# [What you will do]
Say how many lines include the word "text". Reply with nothing but the number.

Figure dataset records
>> begin
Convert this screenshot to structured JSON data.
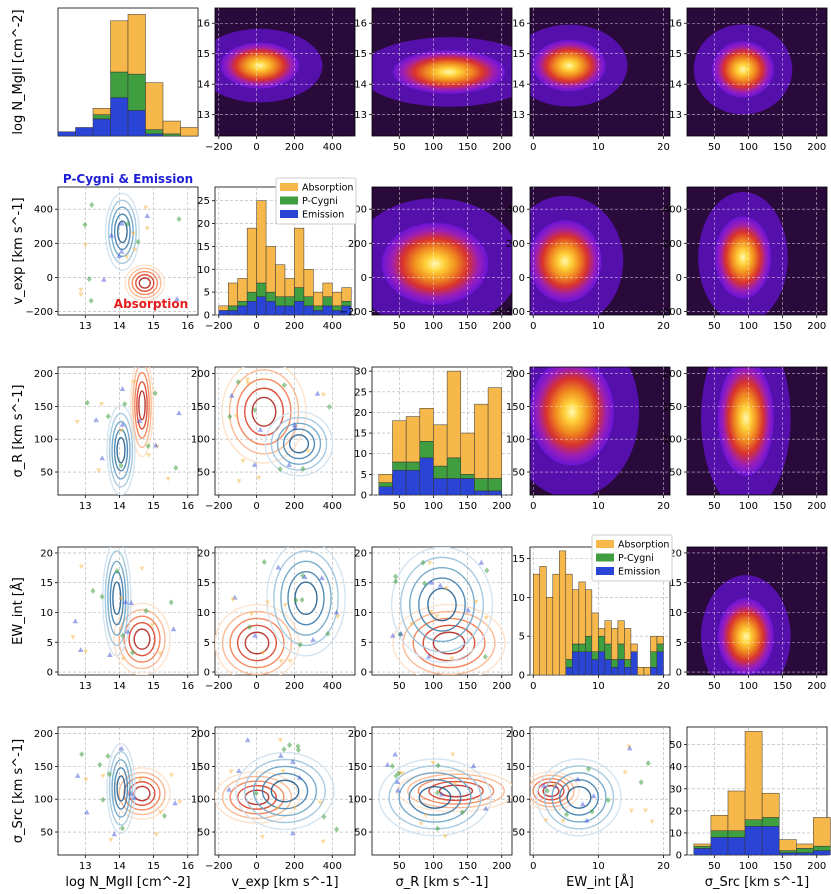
{
  "figure": {
    "annotations": [
      {
        "text": "P-Cygni & Emission",
        "color": "#1f1fd6"
      },
      {
        "text": "Absorption",
        "color": "#e61d1d"
      }
    ],
    "legend_entries": [
      {
        "label": "Absorption",
        "color": "#f7b84b"
      },
      {
        "label": "P-Cygni",
        "color": "#3f9e3f"
      },
      {
        "label": "Emission",
        "color": "#2a45d6"
      }
    ],
    "row_ylabels": [
      "log N_MgII [cm^-2]",
      "v_exp [km s^-1]",
      "σ_R [km s^-1]",
      "EW_int [Å]",
      "σ_Src [km s^-1]"
    ],
    "col_xlabels": [
      "log N_MgII [cm^-2]",
      "v_exp [km s^-1]",
      "σ_R [km s^-1]",
      "EW_int [Å]",
      "σ_Src [km s^-1]"
    ]
  },
  "chart_data": [
    {
      "type": "bar",
      "panel": "row1-col1",
      "title": "",
      "xlabel": "",
      "ylabel": "log N_MgII [cm^-2]",
      "categories": [
        "12.25-12.75",
        "12.75-13.25",
        "13.25-13.75",
        "13.75-14.25",
        "14.25-14.75",
        "14.75-15.25",
        "15.25-15.75",
        "15.75-16.25"
      ],
      "series": [
        {
          "name": "Emission",
          "values": [
            2,
            4,
            8,
            18,
            12,
            1,
            0,
            0
          ]
        },
        {
          "name": "P-Cygni",
          "values": [
            0,
            0,
            2,
            12,
            17,
            2,
            1,
            0
          ]
        },
        {
          "name": "Absorption",
          "values": [
            0,
            0,
            3,
            24,
            28,
            22,
            6,
            4
          ]
        }
      ],
      "xlim": [
        12,
        16.3
      ],
      "ylim": [
        0,
        60
      ]
    },
    {
      "type": "heatmap",
      "panel": "row1-col2",
      "xlim": [
        -220,
        520
      ],
      "ylim": [
        12.3,
        16.5
      ],
      "xticks": [
        "-200",
        "0",
        "200",
        "400"
      ],
      "yticks": [
        "13",
        "14",
        "15",
        "16"
      ]
    },
    {
      "type": "heatmap",
      "panel": "row1-col3",
      "xlim": [
        10,
        215
      ],
      "ylim": [
        12.3,
        16.5
      ],
      "xticks": [
        "50",
        "100",
        "150",
        "200"
      ],
      "yticks": [
        "13",
        "14",
        "15",
        "16"
      ]
    },
    {
      "type": "heatmap",
      "panel": "row1-col4",
      "xlim": [
        -0.5,
        21
      ],
      "ylim": [
        12.3,
        16.5
      ],
      "xticks": [
        "0",
        "10",
        "20"
      ],
      "yticks": [
        "13",
        "14",
        "15",
        "16"
      ]
    },
    {
      "type": "heatmap",
      "panel": "row1-col5",
      "xlim": [
        10,
        215
      ],
      "ylim": [
        12.3,
        16.5
      ],
      "xticks": [
        "50",
        "100",
        "150",
        "200"
      ],
      "yticks": [
        "13",
        "14",
        "15",
        "16"
      ]
    },
    {
      "type": "scatter",
      "panel": "row2-col1",
      "xlim": [
        12.2,
        16.3
      ],
      "ylim": [
        -220,
        530
      ],
      "xticks": [
        "13",
        "14",
        "15",
        "16"
      ],
      "yticks": [
        "-200",
        "0",
        "200",
        "400"
      ],
      "ylabel": "v_exp [km s^-1]"
    },
    {
      "type": "bar",
      "panel": "row2-col2",
      "xlim": [
        -220,
        520
      ],
      "ylim": [
        0,
        28
      ],
      "xticks": [
        "-200",
        "0",
        "200",
        "400"
      ],
      "yticks": [
        "0",
        "5",
        "10",
        "15",
        "20",
        "25"
      ],
      "bin_edges": [
        -200,
        -150,
        -100,
        -50,
        0,
        50,
        100,
        150,
        200,
        250,
        300,
        350,
        400,
        450,
        500
      ],
      "series": [
        {
          "name": "Emission",
          "values": [
            1,
            1,
            2,
            3,
            4,
            3,
            2,
            2,
            3,
            2,
            1,
            2,
            1,
            2
          ]
        },
        {
          "name": "P-Cygni",
          "values": [
            0,
            1,
            1,
            2,
            3,
            2,
            2,
            2,
            3,
            2,
            1,
            2,
            1,
            1
          ]
        },
        {
          "name": "Absorption",
          "values": [
            1,
            5,
            5,
            14,
            18,
            10,
            7,
            4,
            13,
            6,
            3,
            3,
            3,
            3
          ]
        }
      ]
    },
    {
      "type": "heatmap",
      "panel": "row2-col3",
      "xlim": [
        10,
        215
      ],
      "ylim": [
        -220,
        530
      ],
      "xticks": [
        "50",
        "100",
        "150",
        "200"
      ],
      "yticks": [
        "-200",
        "0",
        "200",
        "400"
      ]
    },
    {
      "type": "heatmap",
      "panel": "row2-col4",
      "xlim": [
        -0.5,
        21
      ],
      "ylim": [
        -220,
        530
      ],
      "xticks": [
        "0",
        "10",
        "20"
      ],
      "yticks": [
        "-200",
        "0",
        "200",
        "400"
      ]
    },
    {
      "type": "heatmap",
      "panel": "row2-col5",
      "xlim": [
        10,
        215
      ],
      "ylim": [
        -220,
        530
      ],
      "xticks": [
        "50",
        "100",
        "150",
        "200"
      ],
      "yticks": [
        "-200",
        "0",
        "200",
        "400"
      ]
    },
    {
      "type": "scatter",
      "panel": "row3-col1",
      "xlim": [
        12.2,
        16.3
      ],
      "ylim": [
        15,
        210
      ],
      "xticks": [
        "13",
        "14",
        "15",
        "16"
      ],
      "yticks": [
        "50",
        "100",
        "150",
        "200"
      ],
      "ylabel": "σ_R [km s^-1]"
    },
    {
      "type": "scatter",
      "panel": "row3-col2",
      "xlim": [
        -220,
        520
      ],
      "ylim": [
        15,
        210
      ],
      "xticks": [
        "-200",
        "0",
        "200",
        "400"
      ],
      "yticks": [
        "50",
        "100",
        "150",
        "200"
      ]
    },
    {
      "type": "bar",
      "panel": "row3-col3",
      "xlim": [
        10,
        215
      ],
      "ylim": [
        0,
        31
      ],
      "xticks": [
        "50",
        "100",
        "150",
        "200"
      ],
      "yticks": [
        "0",
        "5",
        "10",
        "15",
        "20",
        "25",
        "30"
      ],
      "bin_edges": [
        20,
        40,
        60,
        80,
        100,
        120,
        140,
        160,
        180,
        200
      ],
      "series": [
        {
          "name": "Emission",
          "values": [
            2,
            6,
            6,
            9,
            4,
            4,
            4,
            1,
            1
          ]
        },
        {
          "name": "P-Cygni",
          "values": [
            1,
            2,
            2,
            4,
            3,
            5,
            1,
            3,
            3
          ]
        },
        {
          "name": "Absorption",
          "values": [
            2,
            10,
            11,
            8,
            10,
            21,
            10,
            18,
            22
          ]
        }
      ]
    },
    {
      "type": "heatmap",
      "panel": "row3-col4",
      "xlim": [
        -0.5,
        21
      ],
      "ylim": [
        15,
        210
      ],
      "xticks": [
        "0",
        "10",
        "20"
      ],
      "yticks": [
        "50",
        "100",
        "150",
        "200"
      ]
    },
    {
      "type": "heatmap",
      "panel": "row3-col5",
      "xlim": [
        10,
        215
      ],
      "ylim": [
        15,
        210
      ],
      "xticks": [
        "50",
        "100",
        "150",
        "200"
      ],
      "yticks": [
        "50",
        "100",
        "150",
        "200"
      ]
    },
    {
      "type": "scatter",
      "panel": "row4-col1",
      "xlim": [
        12.2,
        16.3
      ],
      "ylim": [
        -0.5,
        21
      ],
      "xticks": [
        "13",
        "14",
        "15",
        "16"
      ],
      "yticks": [
        "0",
        "5",
        "10",
        "15",
        "20"
      ],
      "ylabel": "EW_int [Å]"
    },
    {
      "type": "scatter",
      "panel": "row4-col2",
      "xlim": [
        -220,
        520
      ],
      "ylim": [
        -0.5,
        21
      ],
      "xticks": [
        "-200",
        "0",
        "200",
        "400"
      ],
      "yticks": [
        "0",
        "5",
        "10",
        "15",
        "20"
      ]
    },
    {
      "type": "scatter",
      "panel": "row4-col3",
      "xlim": [
        10,
        215
      ],
      "ylim": [
        -0.5,
        21
      ],
      "xticks": [
        "50",
        "100",
        "150",
        "200"
      ],
      "yticks": [
        "0",
        "5",
        "10",
        "15",
        "20"
      ]
    },
    {
      "type": "bar",
      "panel": "row4-col4",
      "xlim": [
        -0.5,
        21
      ],
      "ylim": [
        0,
        16.5
      ],
      "xticks": [
        "0",
        "10",
        "20"
      ],
      "yticks": [
        "0",
        "5",
        "10",
        "15"
      ],
      "bin_edges": [
        0,
        1,
        2,
        3,
        4,
        5,
        6,
        7,
        8,
        9,
        10,
        11,
        12,
        13,
        14,
        15,
        16,
        17,
        18,
        19,
        20
      ],
      "series": [
        {
          "name": "Emission",
          "values": [
            0,
            0,
            0,
            0,
            0,
            1,
            3,
            3,
            3,
            2,
            3,
            2,
            1,
            2,
            1,
            3,
            0,
            0,
            1,
            3
          ]
        },
        {
          "name": "P-Cygni",
          "values": [
            0,
            0,
            0,
            0,
            0,
            1,
            1,
            1,
            2,
            1,
            2,
            2,
            1,
            2,
            1,
            0,
            0,
            0,
            2,
            1
          ]
        },
        {
          "name": "Absorption",
          "values": [
            13,
            14,
            10,
            13,
            16,
            11,
            7,
            8,
            6,
            5,
            1,
            3,
            4,
            3,
            4,
            1,
            1,
            1,
            2,
            1
          ]
        }
      ]
    },
    {
      "type": "heatmap",
      "panel": "row4-col5",
      "xlim": [
        10,
        215
      ],
      "ylim": [
        -0.5,
        21
      ],
      "xticks": [
        "50",
        "100",
        "150",
        "200"
      ],
      "yticks": [
        "0",
        "5",
        "10",
        "15",
        "20"
      ]
    },
    {
      "type": "scatter",
      "panel": "row5-col1",
      "xlim": [
        12.2,
        16.3
      ],
      "ylim": [
        15,
        210
      ],
      "xticks": [
        "13",
        "14",
        "15",
        "16"
      ],
      "yticks": [
        "50",
        "100",
        "150",
        "200"
      ],
      "ylabel": "σ_Src [km s^-1]",
      "xlabel": "log N_MgII [cm^-2]"
    },
    {
      "type": "scatter",
      "panel": "row5-col2",
      "xlim": [
        -220,
        520
      ],
      "ylim": [
        15,
        210
      ],
      "xticks": [
        "-200",
        "0",
        "200",
        "400"
      ],
      "yticks": [
        "50",
        "100",
        "150",
        "200"
      ],
      "xlabel": "v_exp [km s^-1]"
    },
    {
      "type": "scatter",
      "panel": "row5-col3",
      "xlim": [
        10,
        215
      ],
      "ylim": [
        15,
        210
      ],
      "xticks": [
        "50",
        "100",
        "150",
        "200"
      ],
      "yticks": [
        "50",
        "100",
        "150",
        "200"
      ],
      "xlabel": "σ_R [km s^-1]"
    },
    {
      "type": "scatter",
      "panel": "row5-col4",
      "xlim": [
        -0.5,
        21
      ],
      "ylim": [
        15,
        210
      ],
      "xticks": [
        "0",
        "10",
        "20"
      ],
      "yticks": [
        "50",
        "100",
        "150",
        "200"
      ],
      "xlabel": "EW_int [Å]"
    },
    {
      "type": "bar",
      "panel": "row5-col5",
      "xlim": [
        10,
        215
      ],
      "ylim": [
        0,
        58
      ],
      "xticks": [
        "50",
        "100",
        "150",
        "200"
      ],
      "yticks": [
        "0",
        "10",
        "20",
        "30",
        "40",
        "50"
      ],
      "xlabel": "σ_Src [km s^-1]",
      "bin_edges": [
        20,
        45,
        70,
        95,
        120,
        145,
        170,
        195,
        220
      ],
      "series": [
        {
          "name": "Emission",
          "values": [
            3,
            8,
            8,
            13,
            13,
            1,
            1,
            2
          ]
        },
        {
          "name": "P-Cygni",
          "values": [
            1,
            3,
            3,
            3,
            4,
            1,
            2,
            2
          ]
        },
        {
          "name": "Absorption",
          "values": [
            1,
            7,
            18,
            40,
            11,
            5,
            2,
            13
          ]
        }
      ]
    }
  ]
}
>> end
# [Answer to this problem]
2